- _TASK_
Put every line of the records below into a JSON list of strings, one string per line. Skip blank lines, and leave the pictures out.

- _Data items_
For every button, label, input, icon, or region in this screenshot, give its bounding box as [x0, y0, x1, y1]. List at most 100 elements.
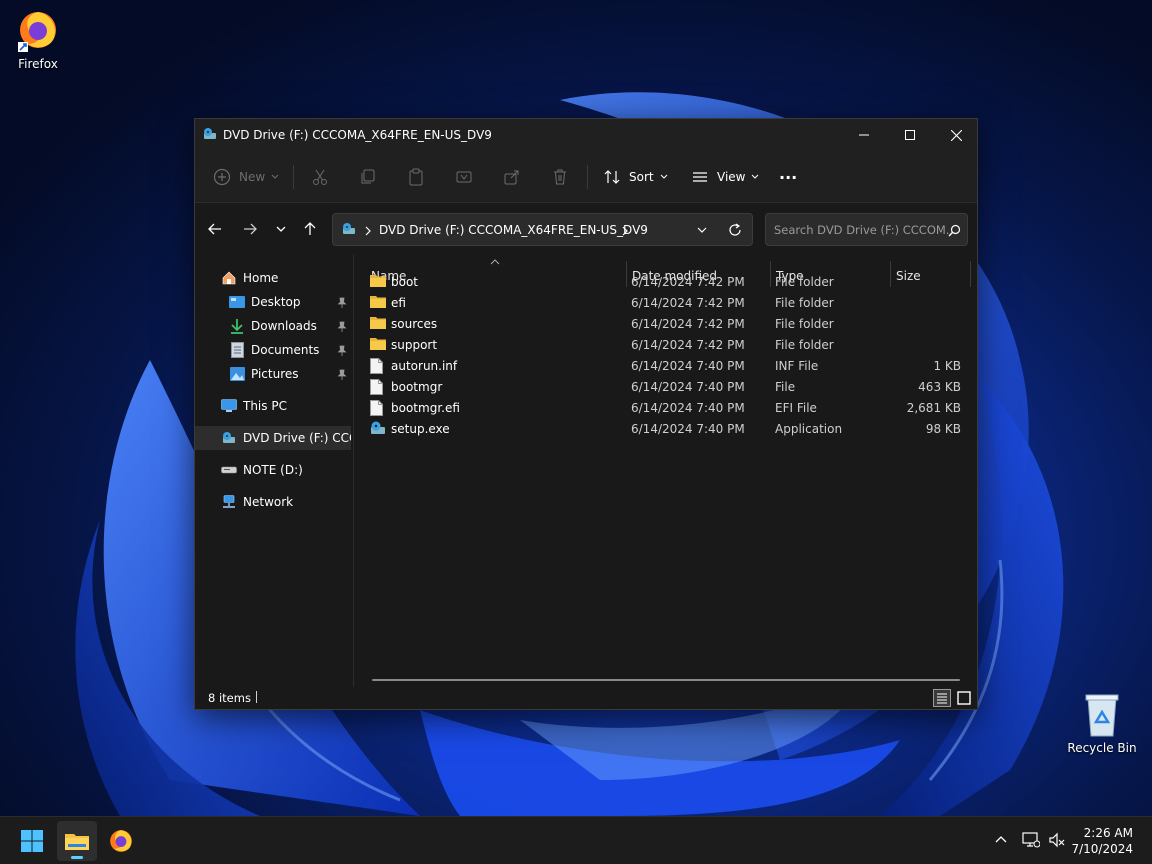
- network-icon: [221, 494, 237, 510]
- more-options-label: ···: [779, 167, 798, 187]
- arrow-up-icon: [304, 222, 316, 235]
- file-row[interactable]: efi 6/14/2024 7:42 PM File folder: [370, 293, 966, 314]
- setup-icon: [370, 421, 386, 437]
- sidebar-item-network[interactable]: Network: [195, 490, 351, 514]
- delete-button[interactable]: [551, 163, 569, 191]
- file-date: 6/14/2024 7:40 PM: [631, 401, 745, 415]
- pin-icon[interactable]: [337, 297, 347, 309]
- search-icon[interactable]: [948, 224, 961, 237]
- file-row[interactable]: bootmgr 6/14/2024 7:40 PM File 463 KB: [370, 377, 966, 398]
- file-row[interactable]: support 6/14/2024 7:42 PM File folder: [370, 335, 966, 356]
- sidebar-item-pictures[interactable]: Pictures: [195, 362, 351, 386]
- address-bar[interactable]: DVD Drive (F:) CCCOMA_X64FRE_EN-US_DV9: [332, 213, 753, 246]
- plus-circle-icon: [213, 168, 231, 186]
- chevron-down-icon[interactable]: [697, 226, 707, 234]
- item-count: 8 items: [208, 691, 251, 705]
- taskbar: 2:26 AM 7/10/2024: [0, 816, 1152, 864]
- up-button[interactable]: [298, 217, 322, 241]
- file-date: 6/14/2024 7:42 PM: [631, 275, 745, 289]
- file-date: 6/14/2024 7:42 PM: [631, 338, 745, 352]
- horizontal-scrollbar[interactable]: [372, 679, 960, 681]
- close-button[interactable]: [933, 119, 979, 151]
- rename-button[interactable]: [455, 163, 473, 191]
- sidebar-item-documents[interactable]: Documents: [195, 338, 351, 362]
- pin-icon[interactable]: [337, 369, 347, 381]
- sidebar-item-desktop[interactable]: Desktop: [195, 290, 351, 314]
- file-name: bootmgr: [391, 380, 443, 394]
- large-icons-view-icon: [957, 691, 971, 705]
- file-row[interactable]: sources 6/14/2024 7:42 PM File folder: [370, 314, 966, 335]
- title-bar[interactable]: DVD Drive (F:) CCCOMA_X64FRE_EN-US_DV9: [195, 119, 977, 151]
- file-row[interactable]: bootmgr.efi 6/14/2024 7:40 PM EFI File 2,68…: [370, 398, 966, 419]
- sidebar-item-label: This PC: [243, 399, 287, 413]
- sidebar-item-this-pc[interactable]: This PC: [195, 394, 351, 418]
- taskbar-file-explorer[interactable]: [57, 821, 97, 861]
- search-box[interactable]: Search DVD Drive (F:) CCCOM...: [765, 213, 968, 246]
- sort-button[interactable]: Sort: [603, 163, 668, 191]
- sidebar-item-home[interactable]: Home: [195, 266, 351, 290]
- file-row[interactable]: autorun.inf 6/14/2024 7:40 PM INF File 1 KB: [370, 356, 966, 377]
- forward-button[interactable]: [238, 217, 262, 241]
- recent-locations-button[interactable]: [269, 217, 293, 241]
- taskbar-firefox[interactable]: [101, 821, 141, 861]
- sidebar-item-dvd-drive[interactable]: DVD Drive (F:) CCCOMA_X64FRE_EN-US_DV9: [195, 426, 351, 450]
- breadcrumb[interactable]: DVD Drive (F:) CCCOMA_X64FRE_EN-US_DV9: [379, 223, 648, 237]
- sort-button-label: Sort: [629, 170, 654, 184]
- file-icon: [370, 400, 386, 416]
- column-divider[interactable]: [970, 261, 971, 287]
- computer-icon: [221, 398, 237, 414]
- show-hidden-icons-button[interactable]: [994, 833, 1010, 849]
- desktop-icon-firefox[interactable]: Firefox: [0, 6, 76, 71]
- large-icons-view-button[interactable]: [955, 689, 973, 707]
- trash-icon: [554, 169, 566, 185]
- new-button[interactable]: New: [213, 163, 279, 191]
- network-disconnected-icon: [1022, 832, 1041, 848]
- maximize-button[interactable]: [887, 119, 933, 151]
- file-date: 6/14/2024 7:40 PM: [631, 359, 745, 373]
- pin-icon[interactable]: [337, 345, 347, 357]
- file-type: File folder: [775, 275, 834, 289]
- chevron-down-icon: [752, 174, 759, 179]
- window-title: DVD Drive (F:) CCCOMA_X64FRE_EN-US_DV9: [223, 128, 492, 142]
- network-status-button[interactable]: [1022, 831, 1042, 851]
- details-view-button[interactable]: [933, 689, 951, 707]
- sidebar-item-label: Pictures: [251, 367, 299, 381]
- file-name: sources: [391, 317, 438, 331]
- paste-button[interactable]: [407, 163, 425, 191]
- refresh-icon[interactable]: [728, 223, 742, 237]
- sidebar-item-note-drive[interactable]: NOTE (D:): [195, 458, 351, 482]
- file-row[interactable]: setup.exe 6/14/2024 7:40 PM Application 98 …: [370, 419, 966, 440]
- start-button[interactable]: [12, 821, 52, 861]
- copy-button[interactable]: [359, 163, 377, 191]
- folder-icon: [370, 337, 386, 353]
- file-type: INF File: [775, 359, 819, 373]
- pin-icon[interactable]: [337, 321, 347, 333]
- firefox-icon: [18, 12, 56, 52]
- system-clock[interactable]: 2:26 AM 7/10/2024: [1071, 825, 1133, 857]
- pictures-icon: [229, 366, 245, 382]
- minimize-button[interactable]: [841, 119, 887, 151]
- view-button[interactable]: View: [691, 163, 759, 191]
- view-button-label: View: [717, 170, 746, 184]
- sidebar-item-label: Downloads: [251, 319, 317, 333]
- share-button[interactable]: [503, 163, 521, 191]
- file-type: File: [775, 380, 796, 394]
- file-type: Application: [775, 422, 843, 436]
- file-date: 6/14/2024 7:42 PM: [631, 317, 745, 331]
- file-explorer-window: DVD Drive (F:) CCCOMA_X64FRE_EN-US_DV9 N…: [194, 118, 978, 710]
- desktop-icon-recycle-bin[interactable]: Recycle Bin: [1064, 692, 1140, 755]
- close-icon: [950, 129, 962, 141]
- toolbar-divider: [293, 165, 294, 189]
- sidebar-item-downloads[interactable]: Downloads: [195, 314, 351, 338]
- sidebar-item-label: Home: [243, 271, 279, 285]
- chevron-down-icon: [660, 174, 667, 179]
- volume-button[interactable]: [1048, 831, 1068, 851]
- more-options-button[interactable]: ···: [779, 163, 797, 191]
- cut-button[interactable]: [311, 163, 329, 191]
- recycle-bin-icon: [1085, 694, 1119, 737]
- new-button-label: New: [239, 170, 266, 184]
- file-row[interactable]: boot 6/14/2024 7:42 PM File folder: [370, 272, 966, 293]
- back-button[interactable]: [203, 217, 227, 241]
- file-size: 2,681 KB: [906, 401, 961, 415]
- file-size: 1 KB: [933, 359, 961, 373]
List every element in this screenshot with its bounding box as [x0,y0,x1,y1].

- _ANSWER BELOW_
[
  "For every button, label, input, icon, or region in this screenshot, give its bounding box as [x0, y0, x1, y1]. List at most 100 elements.",
  "- network-icon: [221, 494, 237, 510]",
  "- more-options-label: ···: [779, 167, 798, 187]",
  "- arrow-up-icon: [304, 222, 316, 235]",
  "- file-row[interactable]: efi 6/14/2024 7:42 PM File folder: [370, 293, 966, 314]",
  "- setup-icon: [370, 421, 386, 437]",
  "- sidebar-item-network[interactable]: Network: [195, 490, 351, 514]",
  "- delete-button[interactable]: [551, 163, 569, 191]",
  "- file-date: 6/14/2024 7:40 PM: [631, 401, 745, 415]",
  "- pin-icon[interactable]: [337, 297, 347, 309]",
  "- search-icon[interactable]: [948, 224, 961, 237]",
  "- file-row[interactable]: bootmgr 6/14/2024 7:40 PM File 463 KB: [370, 377, 966, 398]",
  "- file-row[interactable]: support 6/14/2024 7:42 PM File folder: [370, 335, 966, 356]",
  "- sidebar-item-pictures[interactable]: Pictures: [195, 362, 351, 386]",
  "- address-bar[interactable]: DVD Drive (F:) CCCOMA_X64FRE_EN-US_DV9: [332, 213, 753, 246]",
  "- plus-circle-icon: [213, 168, 231, 186]",
  "- chevron-down-icon[interactable]: [697, 226, 707, 234]",
  "- item-count: 8 items: [208, 691, 251, 705]",
  "- taskbar: 2:26 AM 7/10/2024: [0, 816, 1152, 864]",
  "- up-button[interactable]: [298, 217, 322, 241]",
  "- file-date: 6/14/2024 7:42 PM: [631, 275, 745, 289]",
  "- file-date: 6/14/2024 7:42 PM: [631, 338, 745, 352]",
  "- horizontal-scrollbar[interactable]: [372, 679, 960, 681]",
  "- close-button[interactable]: [933, 119, 979, 151]",
  "- rename-button[interactable]: [455, 163, 473, 191]",
  "- sidebar-item-documents[interactable]: Documents: [195, 338, 351, 362]",
  "- pin-icon[interactable]: [337, 369, 347, 381]",
  "- sidebar-item-desktop[interactable]: Desktop: [195, 290, 351, 314]",
  "- file-name: bootmgr: [391, 380, 443, 394]",
  "- large-icons-view-icon: [957, 691, 971, 705]",
  "- file-row[interactable]: sources 6/14/2024 7:42 PM File folder: [370, 314, 966, 335]",
  "- title-bar[interactable]: DVD Drive (F:) CCCOMA_X64FRE_EN-US_DV9: [195, 119, 977, 151]",
  "- file-row[interactable]: bootmgr.efi 6/14/2024 7:40 PM EFI File 2,68…: [370, 398, 966, 419]",
  "- sidebar-item-label: This PC: [243, 399, 287, 413]",
  "- sidebar-item-this-pc[interactable]: This PC: [195, 394, 351, 418]",
  "- taskbar-file-explorer[interactable]: [57, 821, 97, 861]",
  "- search-box[interactable]: Search DVD Drive (F:) CCCOM...: [765, 213, 968, 246]",
  "- sort-button[interactable]: Sort: [603, 163, 668, 191]",
  "- sidebar-item-home[interactable]: Home: [195, 266, 351, 290]",
  "- file-row[interactable]: autorun.inf 6/14/2024 7:40 PM INF File 1 KB: [370, 356, 966, 377]",
  "- forward-button[interactable]: [238, 217, 262, 241]",
  "- recent-locations-button[interactable]: [269, 217, 293, 241]",
  "- taskbar-firefox[interactable]: [101, 821, 141, 861]",
  "- sidebar-item-dvd-drive[interactable]: DVD Drive (F:) CCCOMA_X64FRE_EN-US_DV9: [195, 426, 351, 450]",
  "- breadcrumb[interactable]: DVD Drive (F:) CCCOMA_X64FRE_EN-US_DV9: [379, 223, 648, 237]",
  "- sort-button-label: Sort: [629, 170, 654, 184]",
  "- file-icon: [370, 400, 386, 416]",
  "- column-divider[interactable]: [970, 261, 971, 287]",
  "- computer-icon: [221, 398, 237, 414]",
  "- show-hidden-icons-button[interactable]: [994, 833, 1010, 849]",
  "- desktop-icon-firefox[interactable]: Firefox: [0, 6, 76, 71]",
  "- large-icons-view-button[interactable]: [955, 689, 973, 707]",
  "- trash-icon: [554, 169, 566, 185]",
  "- new-button[interactable]: New: [213, 163, 279, 191]",
  "- network-disconnected-icon: [1022, 832, 1041, 848]",
  "- maximize-button[interactable]: [887, 119, 933, 151]",
  "- file-date: 6/14/2024 7:40 PM: [631, 359, 745, 373]",
  "- pin-icon[interactable]: [337, 345, 347, 357]",
  "- file-type: File folder: [775, 275, 834, 289]",
  "- chevron-down-icon: [752, 174, 759, 179]",
  "- window-title: DVD Drive (F:) CCCOMA_X64FRE_EN-US_DV9: [223, 128, 492, 142]",
  "- network-status-button[interactable]: [1022, 831, 1042, 851]",
  "- details-view-button[interactable]: [933, 689, 951, 707]",
  "- sidebar-item-label: Pictures: [251, 367, 299, 381]",
  "- file-name: sources: [391, 317, 438, 331]",
  "- paste-button[interactable]: [407, 163, 425, 191]",
  "- refresh-icon[interactable]: [728, 223, 742, 237]",
  "- sidebar-item-note-drive[interactable]: NOTE (D:): [195, 458, 351, 482]",
  "- file-row[interactable]: setup.exe 6/14/2024 7:40 PM Application 98 …: [370, 419, 966, 440]",
  "- start-button[interactable]: [12, 821, 52, 861]",
  "- copy-button[interactable]: [359, 163, 377, 191]",
  "- folder-icon: [370, 337, 386, 353]",
  "- file-type: INF File: [775, 359, 819, 373]",
  "- pin-icon[interactable]: [337, 321, 347, 333]",
  "- firefox-icon: [18, 12, 56, 52]",
  "- system-clock[interactable]: 2:26 AM 7/10/2024: [1071, 825, 1133, 857]",
  "- pictures-icon: [229, 366, 245, 382]",
  "- minimize-button[interactable]: [841, 119, 887, 151]",
  "- view-button[interactable]: View: [691, 163, 759, 191]",
  "- view-button-label: View: [717, 170, 746, 184]",
  "- sidebar-item-label: Downloads: [251, 319, 317, 333]",
  "- share-button[interactable]: [503, 163, 521, 191]",
  "- file-type: File: [775, 380, 796, 394]",
  "- file-type: Application: [775, 422, 843, 436]",
  "- file-date: 6/14/2024 7:42 PM: [631, 317, 745, 331]",
  "- file-explorer-window: DVD Drive (F:) CCCOMA_X64FRE_EN-US_DV9 N…: [194, 118, 978, 710]",
  "- desktop-icon-recycle-bin[interactable]: Recycle Bin: [1064, 692, 1140, 755]",
  "- close-icon: [950, 129, 962, 141]",
  "- toolbar-divider: [293, 165, 294, 189]",
  "- sidebar-item-downloads[interactable]: Downloads: [195, 314, 351, 338]",
  "- sidebar-item-label: Home: [243, 271, 279, 285]",
  "- chevron-down-icon: [660, 174, 667, 179]",
  "- volume-button[interactable]: [1048, 831, 1068, 851]",
  "- more-options-button[interactable]: ···: [779, 163, 797, 191]",
  "- cut-button[interactable]: [311, 163, 329, 191]",
  "- recycle-bin-icon: [1085, 694, 1119, 737]",
  "- new-button-label: New: [239, 170, 266, 184]",
  "- file-row[interactable]: boot 6/14/2024 7:42 PM File folder: [370, 272, 966, 293]",
  "- back-button[interactable]: [203, 217, 227, 241]",
  "- file-size: 2,681 KB: [906, 401, 961, 415]",
  "- file-size: 1 KB: [933, 359, 961, 373]",
  "List every element in this screenshot with its bounding box as [x0,y0,x1,y1]."
]